# Supplied information:
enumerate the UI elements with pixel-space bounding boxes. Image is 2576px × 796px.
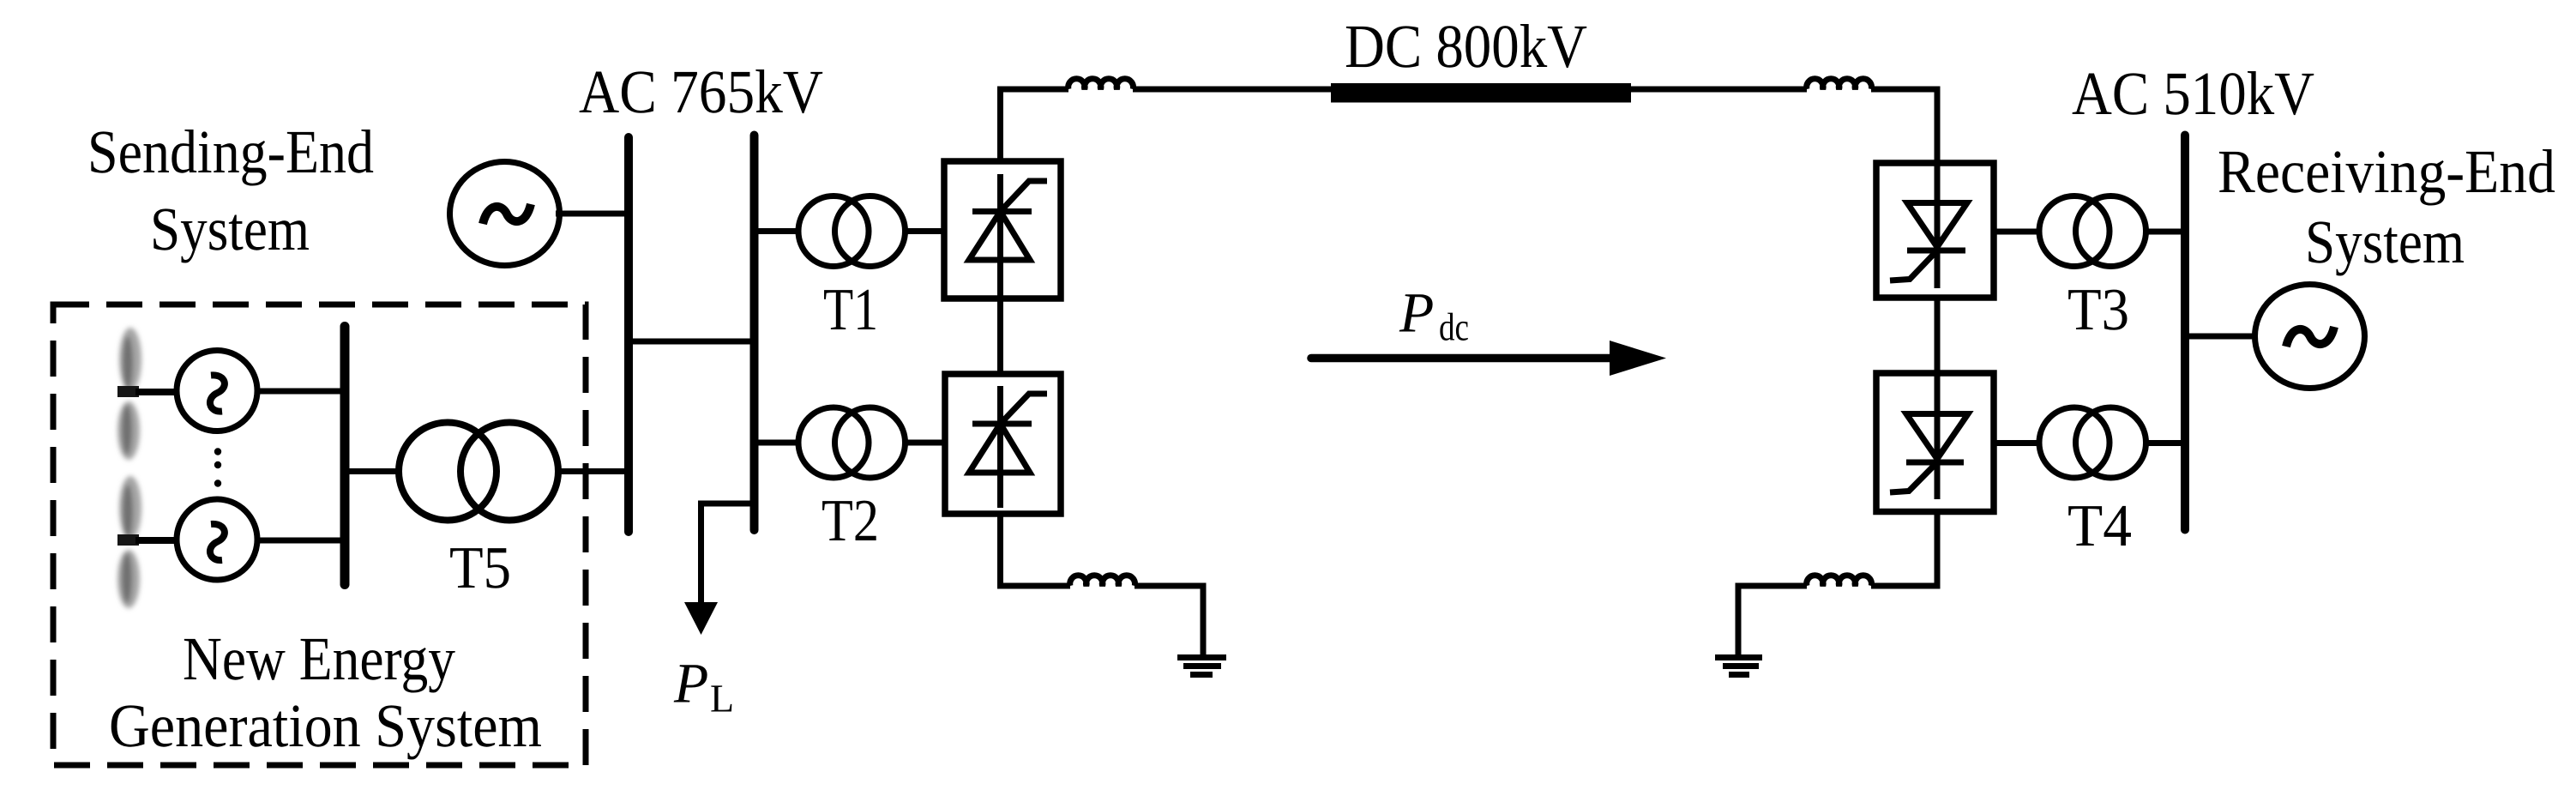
thyristor V2 in U2 [969,386,1047,508]
dashed box: new energy generation system boundary [53,305,586,765]
DC transmission line (thick bar) [1331,83,1631,103]
thyristor V4 in U4 [1890,373,1968,499]
wire U4 bottom to right neutral corner [1871,512,1937,587]
wire WT1 hub to wind generator WG1 [135,389,178,395]
wind generator WG1 [177,351,257,431]
smoothing reactor L4 (bottom right neutral) [1807,576,1872,586]
wire DC line to reactor L2 [1628,87,1807,93]
wire T2 to valve U2 [906,440,945,446]
wire T4 to bus B3 [2146,440,2184,446]
wire bus tie B1-B2 [629,339,755,345]
generator G1 (sending-end system source) [450,162,560,266]
wire L3 to ground GND1 [1135,586,1203,654]
load arrow P_L from bus B2 [684,504,752,635]
svg-text:T1: T1 [823,277,878,343]
wire WG1 to collector bus B4 [257,389,343,395]
wire U1 top to DC line corner [1001,89,1069,161]
smoothing reactor L1 (top left) [1068,79,1134,89]
WG1 rotated tilde [210,375,225,411]
power flow arrow P_dc [1311,341,1666,376]
valve U2 box (rectifier lower) [945,374,1061,514]
smoothing reactor L2 (top right) [1807,79,1872,89]
svg-text:Receiving-End: Receiving-End [2218,137,2555,206]
svg-text:System: System [150,195,310,263]
bus B3 (AC 510kV bar) [2181,136,2189,530]
svg-text:AC 510kV: AC 510kV [2072,59,2314,128]
wind turbine WT1 blades [117,328,141,460]
wire WT2 hub to wind generator WG2 [135,537,178,544]
smoothing reactor L3 (bottom left neutral) [1070,576,1135,586]
ground GND1 [1177,658,1226,675]
transformer T2 [798,407,869,478]
valve U4 box (inverter lower) [1876,373,1994,512]
G2 AC tilde symbol [2286,327,2334,347]
bus B4 (wind farm collector bar) [340,327,350,585]
transformer T4 [2039,407,2110,478]
valve U3 box (inverter upper) [1876,163,1994,298]
generator G2 (receiving-end system source) [2255,285,2365,389]
label P_dc [1399,282,1469,349]
transformer T5 [399,423,497,521]
svg-text:Generation System: Generation System [109,691,542,760]
svg-text:T4: T4 [2067,493,2132,559]
wire U3 to U4 [1935,298,1941,374]
svg-text:P: P [1399,282,1434,345]
ellipsis dots between wind generators [214,448,221,486]
wire U3 to transformer T3 [1994,229,2039,235]
wire U2 bottom to left ground corner [1001,514,1071,586]
svg-text:New Energy: New Energy [183,624,455,693]
thyristor V3 in U3 [1890,163,1967,288]
wire L2 to valve U3 [1871,89,1937,163]
svg-text:System: System [2305,208,2465,276]
svg-text:T3: T3 [2067,277,2129,343]
wire T3 to bus B3 [2146,229,2184,235]
svg-text:P: P [673,653,708,715]
wind generator WG2 [177,499,257,580]
label P_L [673,653,734,721]
wire WG2 to collector bus B4 [257,538,343,544]
svg-text:Sending-End: Sending-End [87,118,374,186]
svg-text:dc: dc [1439,305,1469,349]
transformer T1 [798,196,869,267]
bus B2 (AC 765kV right bar) [750,136,759,531]
wire bus B2 to transformer T2 [755,440,798,446]
svg-text:DC 800kV: DC 800kV [1345,12,1587,81]
wind turbine WT2 blades [117,476,141,608]
wire U4 to transformer T4 [1994,440,2039,446]
thyristor V1 in U1 [969,174,1047,296]
svg-text:L: L [710,677,734,721]
wire bus B3 to generator G2 [2187,334,2258,340]
svg-text:AC 765kV: AC 765kV [579,57,823,126]
G1 AC tilde symbol [483,204,531,224]
wire U1 to U2 [997,298,1003,374]
transformer T3 [2039,196,2110,267]
valve U1 box (rectifier upper) [944,161,1061,298]
wire L4 to ground GND2 [1738,586,1807,654]
bus B1 (AC 765kV left bar) [624,137,633,532]
wire G1 to left AC bus [556,211,627,217]
wire L1 to DC line [1133,87,1334,93]
ground GND2 [1715,658,1762,675]
WG2 rotated tilde [210,524,225,560]
wire T1 to valve U1 [906,228,945,234]
svg-text:T2: T2 [822,488,879,554]
wire T5 to left AC bus B1 [558,468,627,474]
wire bus B4 to transformer T5 [347,468,398,474]
svg-text:T5: T5 [449,535,511,601]
wire bus B2 to transformer T1 [755,228,798,234]
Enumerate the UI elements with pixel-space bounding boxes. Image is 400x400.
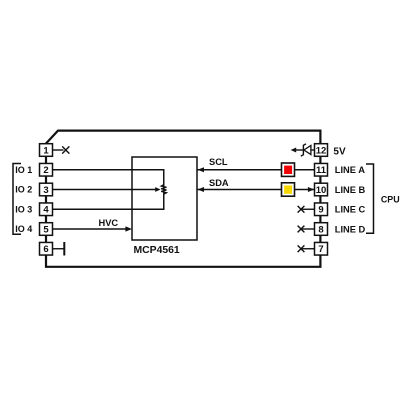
svg-text:5V: 5V — [333, 146, 346, 157]
svg-text:9: 9 — [318, 205, 323, 216]
svg-text:SCL: SCL — [209, 157, 228, 167]
svg-text:IO 4: IO 4 — [15, 224, 32, 234]
wiper arrowhead — [155, 187, 160, 192]
svg-text:IO 2: IO 2 — [15, 185, 32, 195]
wire pin2 to potentiometer top — [53, 170, 164, 186]
wire pin7 stub — [301, 248, 315, 250]
pin 2 — [40, 163, 53, 176]
wire pot top lead (inside MCP4561) — [163, 170, 165, 210]
svg-text:MCP4561: MCP4561 — [134, 245, 180, 256]
pin 1 — [40, 144, 53, 157]
wire pin3 wiper — [53, 189, 156, 191]
pin 7 — [315, 242, 328, 255]
svg-text:12: 12 — [316, 145, 327, 156]
svg-text:LINE A: LINE A — [335, 165, 365, 175]
arrowhead SDA into MCP4561 — [198, 187, 205, 192]
svg-text:2: 2 — [43, 165, 48, 176]
svg-text:LINE B: LINE B — [335, 185, 366, 195]
zener diode at pin12 (5V supply) — [291, 144, 315, 156]
no-connect X pin1 — [62, 146, 69, 153]
svg-text:CPU: CPU — [381, 195, 400, 205]
svg-text:IO 3: IO 3 — [15, 204, 32, 214]
svg-text:IO 1: IO 1 — [15, 165, 32, 175]
svg-text:10: 10 — [316, 185, 327, 196]
svg-text:5: 5 — [43, 224, 49, 235]
chip outline (module boundary with chamfered top-left corner) — [46, 131, 320, 267]
right CPU bracket — [366, 164, 374, 233]
pin 8 — [315, 223, 328, 236]
red LED square on SCL line (node at pin11) — [282, 163, 295, 176]
svg-text:LINE D: LINE D — [335, 224, 366, 234]
no-connect X pin8 — [298, 226, 305, 233]
wire pin9 stub — [301, 208, 315, 210]
wire pin5 HVC — [53, 228, 128, 230]
pin 4 — [40, 203, 53, 216]
pin 11 — [315, 163, 328, 176]
yellow LED square on SDA line (node at pin10) — [282, 183, 295, 196]
pin 6 — [40, 242, 53, 255]
svg-text:3: 3 — [43, 185, 48, 196]
svg-text:11: 11 — [316, 165, 327, 176]
wire pin6 stub — [53, 248, 64, 250]
pin 12 — [315, 144, 328, 157]
arrowhead HVC into MCP4561 — [125, 226, 132, 231]
termination bar at pin6 — [63, 242, 65, 256]
wire pin4 to potentiometer bottom — [53, 194, 164, 209]
pin 10 — [315, 183, 328, 196]
potentiometer resistor zigzag — [161, 185, 166, 195]
pin 3 — [40, 183, 53, 196]
wire pin8 stub — [301, 228, 315, 230]
left IO bracket — [13, 164, 21, 235]
inner box MCP4561 — [132, 157, 197, 240]
wire SDA (pin10 to MCP4561) — [197, 189, 315, 191]
svg-text:LINE C: LINE C — [335, 205, 366, 215]
svg-text:HVC: HVC — [99, 218, 119, 228]
svg-text:SDA: SDA — [209, 178, 229, 188]
no-connect X pin9 — [298, 206, 305, 213]
pin 9 — [315, 203, 328, 216]
svg-text:4: 4 — [43, 205, 49, 216]
svg-text:6: 6 — [43, 244, 48, 255]
svg-text:1: 1 — [43, 145, 49, 156]
arrowhead SCL into MCP4561 — [198, 167, 205, 172]
svg-text:8: 8 — [318, 224, 323, 235]
pin 5 — [40, 223, 53, 236]
no-connect X pin7 — [298, 245, 305, 252]
svg-text:7: 7 — [318, 244, 323, 255]
arrowhead SDA into pin10 — [308, 187, 314, 192]
wire SCL (pin11 to MCP4561) — [197, 169, 315, 171]
wire pin1 stub — [53, 149, 64, 151]
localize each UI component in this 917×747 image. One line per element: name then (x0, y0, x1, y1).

# Task to carry out:
Write out the lines of the material starting at the line containing "thyristor V2 in U2 [969,386,1047,508]" and ending at the line containing "load arrow P_L from bus B2 [684,504,752,635]", including both.

# Answer for this exercise:
thyristor V2 in U2 [969,386,1047,508]
dashed box: new energy generation system boundary [53,305,586,765]
DC transmission line (thick bar) [1331,83,1631,103]
thyristor V4 in U4 [1890,373,1968,499]
wire U4 bottom to right neutral corner [1871,512,1937,587]
wire WT1 hub to wind generator WG1 [135,389,178,395]
wind generator WG1 [177,351,257,431]
smoothing reactor L4 (bottom right neutral) [1807,576,1872,586]
wire DC line to reactor L2 [1628,87,1807,93]
wire T2 to valve U2 [906,440,945,446]
wire T4 to bus B3 [2146,440,2184,446]
wire bus tie B1-B2 [629,339,755,345]
generator G1 (sending-end system source) [450,162,560,266]
wire L3 to ground GND1 [1135,586,1203,654]
load arrow P_L from bus B2 [684,504,752,635]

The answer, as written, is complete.